▸ Goal of the exercise:
Produce an exact transcription of the listing below, omitting the pictures.
--- start Supplied material ---
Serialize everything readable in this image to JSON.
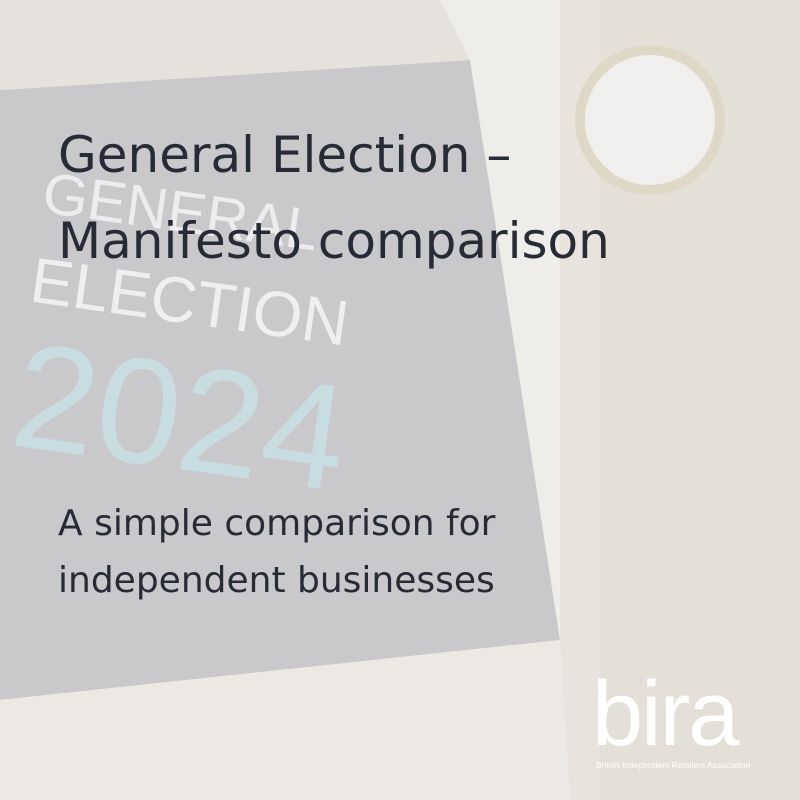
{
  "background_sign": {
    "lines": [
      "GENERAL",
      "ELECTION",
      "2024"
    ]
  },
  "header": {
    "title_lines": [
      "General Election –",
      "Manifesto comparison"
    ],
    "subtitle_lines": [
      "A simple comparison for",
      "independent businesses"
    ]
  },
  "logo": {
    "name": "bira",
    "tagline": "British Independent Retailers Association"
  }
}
--- end Supplied material ---
▸ Result of the task:
Serialize everything readable in this image to JSON.
{
  "background_sign": {
    "lines": [
      "GENERAL",
      "ELECTION",
      "2024"
    ]
  },
  "header": {
    "title_lines": [
      "General Election –",
      "Manifesto comparison"
    ],
    "subtitle_lines": [
      "A simple comparison for",
      "independent businesses"
    ]
  },
  "logo": {
    "name": "bira",
    "tagline": "British Independent Retailers Association"
  }
}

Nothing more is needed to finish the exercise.